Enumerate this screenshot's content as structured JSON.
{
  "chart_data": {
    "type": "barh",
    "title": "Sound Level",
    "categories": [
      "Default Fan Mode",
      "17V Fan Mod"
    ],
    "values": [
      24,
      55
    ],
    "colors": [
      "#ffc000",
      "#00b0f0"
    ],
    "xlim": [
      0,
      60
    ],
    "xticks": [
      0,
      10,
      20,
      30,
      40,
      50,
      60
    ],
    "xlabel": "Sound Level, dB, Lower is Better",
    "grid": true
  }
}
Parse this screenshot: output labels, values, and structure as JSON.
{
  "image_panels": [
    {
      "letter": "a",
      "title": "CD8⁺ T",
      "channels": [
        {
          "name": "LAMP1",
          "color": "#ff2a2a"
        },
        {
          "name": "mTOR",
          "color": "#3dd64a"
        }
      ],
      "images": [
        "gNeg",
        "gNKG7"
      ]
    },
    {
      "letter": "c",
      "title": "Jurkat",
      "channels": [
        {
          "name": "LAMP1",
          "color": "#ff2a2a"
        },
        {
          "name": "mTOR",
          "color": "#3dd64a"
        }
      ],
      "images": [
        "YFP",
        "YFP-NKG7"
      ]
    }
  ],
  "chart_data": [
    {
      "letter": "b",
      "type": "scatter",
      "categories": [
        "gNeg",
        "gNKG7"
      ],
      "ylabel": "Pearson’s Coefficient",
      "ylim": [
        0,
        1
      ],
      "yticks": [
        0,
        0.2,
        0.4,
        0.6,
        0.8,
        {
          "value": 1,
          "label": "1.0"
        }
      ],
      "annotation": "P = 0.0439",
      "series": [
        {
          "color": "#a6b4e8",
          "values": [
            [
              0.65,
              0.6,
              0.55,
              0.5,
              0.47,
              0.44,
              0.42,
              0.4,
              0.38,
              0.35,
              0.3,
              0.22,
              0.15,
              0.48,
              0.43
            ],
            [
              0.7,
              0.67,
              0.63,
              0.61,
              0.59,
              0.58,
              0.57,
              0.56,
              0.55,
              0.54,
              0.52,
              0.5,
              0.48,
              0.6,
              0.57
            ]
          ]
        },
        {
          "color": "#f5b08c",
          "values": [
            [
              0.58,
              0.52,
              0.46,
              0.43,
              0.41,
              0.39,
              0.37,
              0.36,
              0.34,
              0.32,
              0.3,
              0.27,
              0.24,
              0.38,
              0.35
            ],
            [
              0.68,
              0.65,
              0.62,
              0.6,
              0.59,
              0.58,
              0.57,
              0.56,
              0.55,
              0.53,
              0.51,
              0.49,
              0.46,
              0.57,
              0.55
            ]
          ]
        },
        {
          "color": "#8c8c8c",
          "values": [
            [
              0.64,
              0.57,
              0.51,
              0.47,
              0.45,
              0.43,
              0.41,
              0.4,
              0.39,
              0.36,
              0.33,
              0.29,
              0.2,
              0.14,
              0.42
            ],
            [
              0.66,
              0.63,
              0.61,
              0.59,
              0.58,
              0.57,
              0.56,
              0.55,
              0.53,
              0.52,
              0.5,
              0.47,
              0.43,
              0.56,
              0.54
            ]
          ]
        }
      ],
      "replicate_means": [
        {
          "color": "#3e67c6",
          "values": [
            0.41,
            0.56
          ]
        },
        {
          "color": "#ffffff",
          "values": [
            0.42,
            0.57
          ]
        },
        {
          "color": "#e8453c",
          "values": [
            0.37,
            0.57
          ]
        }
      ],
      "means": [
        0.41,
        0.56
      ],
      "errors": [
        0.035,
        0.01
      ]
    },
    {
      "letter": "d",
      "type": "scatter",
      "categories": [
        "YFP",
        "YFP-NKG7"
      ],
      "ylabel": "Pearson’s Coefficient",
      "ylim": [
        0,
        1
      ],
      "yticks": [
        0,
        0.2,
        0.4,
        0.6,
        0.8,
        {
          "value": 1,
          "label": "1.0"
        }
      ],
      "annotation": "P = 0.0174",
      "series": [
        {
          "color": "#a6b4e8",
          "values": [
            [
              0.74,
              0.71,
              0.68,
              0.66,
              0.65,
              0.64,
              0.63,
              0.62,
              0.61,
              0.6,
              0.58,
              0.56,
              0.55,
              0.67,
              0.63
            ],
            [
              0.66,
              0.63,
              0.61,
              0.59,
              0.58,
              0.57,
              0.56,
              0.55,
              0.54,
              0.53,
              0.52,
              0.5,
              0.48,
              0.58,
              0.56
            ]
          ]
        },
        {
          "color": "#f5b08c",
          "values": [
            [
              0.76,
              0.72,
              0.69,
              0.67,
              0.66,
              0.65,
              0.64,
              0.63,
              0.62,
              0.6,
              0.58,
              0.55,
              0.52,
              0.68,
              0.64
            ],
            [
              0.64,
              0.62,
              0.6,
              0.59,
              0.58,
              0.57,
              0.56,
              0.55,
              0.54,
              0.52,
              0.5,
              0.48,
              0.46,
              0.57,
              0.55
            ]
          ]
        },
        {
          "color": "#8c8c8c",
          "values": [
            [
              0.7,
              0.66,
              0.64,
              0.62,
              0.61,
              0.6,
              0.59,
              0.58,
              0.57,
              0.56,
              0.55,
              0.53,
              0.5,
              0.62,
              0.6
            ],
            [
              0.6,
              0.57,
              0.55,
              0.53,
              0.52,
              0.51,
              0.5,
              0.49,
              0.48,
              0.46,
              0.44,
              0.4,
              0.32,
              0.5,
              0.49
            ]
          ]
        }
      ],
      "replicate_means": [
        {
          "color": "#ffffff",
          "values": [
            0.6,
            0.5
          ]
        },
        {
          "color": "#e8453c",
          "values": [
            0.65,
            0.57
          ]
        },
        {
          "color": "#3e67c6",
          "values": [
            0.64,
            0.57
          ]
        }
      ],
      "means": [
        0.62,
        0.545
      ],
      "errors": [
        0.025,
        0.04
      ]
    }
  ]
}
= = = =
> To do: Write every line of the material above again, exactly.

> Response to this exercise:
Enumerate this screenshot's content as structured JSON.
{
  "chart_data": {
    "type": "barh",
    "title": "Sound Level",
    "categories": [
      "Default Fan Mode",
      "17V Fan Mod"
    ],
    "values": [
      24,
      55
    ],
    "colors": [
      "#ffc000",
      "#00b0f0"
    ],
    "xlim": [
      0,
      60
    ],
    "xticks": [
      0,
      10,
      20,
      30,
      40,
      50,
      60
    ],
    "xlabel": "Sound Level, dB, Lower is Better",
    "grid": true
  }
}
Parse this screenshot: output labels, values, and structure as JSON.
{
  "image_panels": [
    {
      "letter": "a",
      "title": "CD8⁺ T",
      "channels": [
        {
          "name": "LAMP1",
          "color": "#ff2a2a"
        },
        {
          "name": "mTOR",
          "color": "#3dd64a"
        }
      ],
      "images": [
        "gNeg",
        "gNKG7"
      ]
    },
    {
      "letter": "c",
      "title": "Jurkat",
      "channels": [
        {
          "name": "LAMP1",
          "color": "#ff2a2a"
        },
        {
          "name": "mTOR",
          "color": "#3dd64a"
        }
      ],
      "images": [
        "YFP",
        "YFP-NKG7"
      ]
    }
  ],
  "chart_data": [
    {
      "letter": "b",
      "type": "scatter",
      "categories": [
        "gNeg",
        "gNKG7"
      ],
      "ylabel": "Pearson’s Coefficient",
      "ylim": [
        0,
        1
      ],
      "yticks": [
        0,
        0.2,
        0.4,
        0.6,
        0.8,
        {
          "value": 1,
          "label": "1.0"
        }
      ],
      "annotation": "P = 0.0439",
      "series": [
        {
          "color": "#a6b4e8",
          "values": [
            [
              0.65,
              0.6,
              0.55,
              0.5,
              0.47,
              0.44,
              0.42,
              0.4,
              0.38,
              0.35,
              0.3,
              0.22,
              0.15,
              0.48,
              0.43
            ],
            [
              0.7,
              0.67,
              0.63,
              0.61,
              0.59,
              0.58,
              0.57,
              0.56,
              0.55,
              0.54,
              0.52,
              0.5,
              0.48,
              0.6,
              0.57
            ]
          ]
        },
        {
          "color": "#f5b08c",
          "values": [
            [
              0.58,
              0.52,
              0.46,
              0.43,
              0.41,
              0.39,
              0.37,
              0.36,
              0.34,
              0.32,
              0.3,
              0.27,
              0.24,
              0.38,
              0.35
            ],
            [
              0.68,
              0.65,
              0.62,
              0.6,
              0.59,
              0.58,
              0.57,
              0.56,
              0.55,
              0.53,
              0.51,
              0.49,
              0.46,
              0.57,
              0.55
            ]
          ]
        },
        {
          "color": "#8c8c8c",
          "values": [
            [
              0.64,
              0.57,
              0.51,
              0.47,
              0.45,
              0.43,
              0.41,
              0.4,
              0.39,
              0.36,
              0.33,
              0.29,
              0.2,
              0.14,
              0.42
            ],
            [
              0.66,
              0.63,
              0.61,
              0.59,
              0.58,
              0.57,
              0.56,
              0.55,
              0.53,
              0.52,
              0.5,
              0.47,
              0.43,
              0.56,
              0.54
            ]
          ]
        }
      ],
      "replicate_means": [
        {
          "color": "#3e67c6",
          "values": [
            0.41,
            0.56
          ]
        },
        {
          "color": "#ffffff",
          "values": [
            0.42,
            0.57
          ]
        },
        {
          "color": "#e8453c",
          "values": [
            0.37,
            0.57
          ]
        }
      ],
      "means": [
        0.41,
        0.56
      ],
      "errors": [
        0.035,
        0.01
      ]
    },
    {
      "letter": "d",
      "type": "scatter",
      "categories": [
        "YFP",
        "YFP-NKG7"
      ],
      "ylabel": "Pearson’s Coefficient",
      "ylim": [
        0,
        1
      ],
      "yticks": [
        0,
        0.2,
        0.4,
        0.6,
        0.8,
        {
          "value": 1,
          "label": "1.0"
        }
      ],
      "annotation": "P = 0.0174",
      "series": [
        {
          "color": "#a6b4e8",
          "values": [
            [
              0.74,
              0.71,
              0.68,
              0.66,
              0.65,
              0.64,
              0.63,
              0.62,
              0.61,
              0.6,
              0.58,
              0.56,
              0.55,
              0.67,
              0.63
            ],
            [
              0.66,
              0.63,
              0.61,
              0.59,
              0.58,
              0.57,
              0.56,
              0.55,
              0.54,
              0.53,
              0.52,
              0.5,
              0.48,
              0.58,
              0.56
            ]
          ]
        },
        {
          "color": "#f5b08c",
          "values": [
            [
              0.76,
              0.72,
              0.69,
              0.67,
              0.66,
              0.65,
              0.64,
              0.63,
              0.62,
              0.6,
              0.58,
              0.55,
              0.52,
              0.68,
              0.64
            ],
            [
              0.64,
              0.62,
              0.6,
              0.59,
              0.58,
              0.57,
              0.56,
              0.55,
              0.54,
              0.52,
              0.5,
              0.48,
              0.46,
              0.57,
              0.55
            ]
          ]
        },
        {
          "color": "#8c8c8c",
          "values": [
            [
              0.7,
              0.66,
              0.64,
              0.62,
              0.61,
              0.6,
              0.59,
              0.58,
              0.57,
              0.56,
              0.55,
              0.53,
              0.5,
              0.62,
              0.6
            ],
            [
              0.6,
              0.57,
              0.55,
              0.53,
              0.52,
              0.51,
              0.5,
              0.49,
              0.48,
              0.46,
              0.44,
              0.4,
              0.32,
              0.5,
              0.49
            ]
          ]
        }
      ],
      "replicate_means": [
        {
          "color": "#ffffff",
          "values": [
            0.6,
            0.5
          ]
        },
        {
          "color": "#e8453c",
          "values": [
            0.65,
            0.57
          ]
        },
        {
          "color": "#3e67c6",
          "values": [
            0.64,
            0.57
          ]
        }
      ],
      "means": [
        0.62,
        0.545
      ],
      "errors": [
        0.025,
        0.04
      ]
    }
  ]
}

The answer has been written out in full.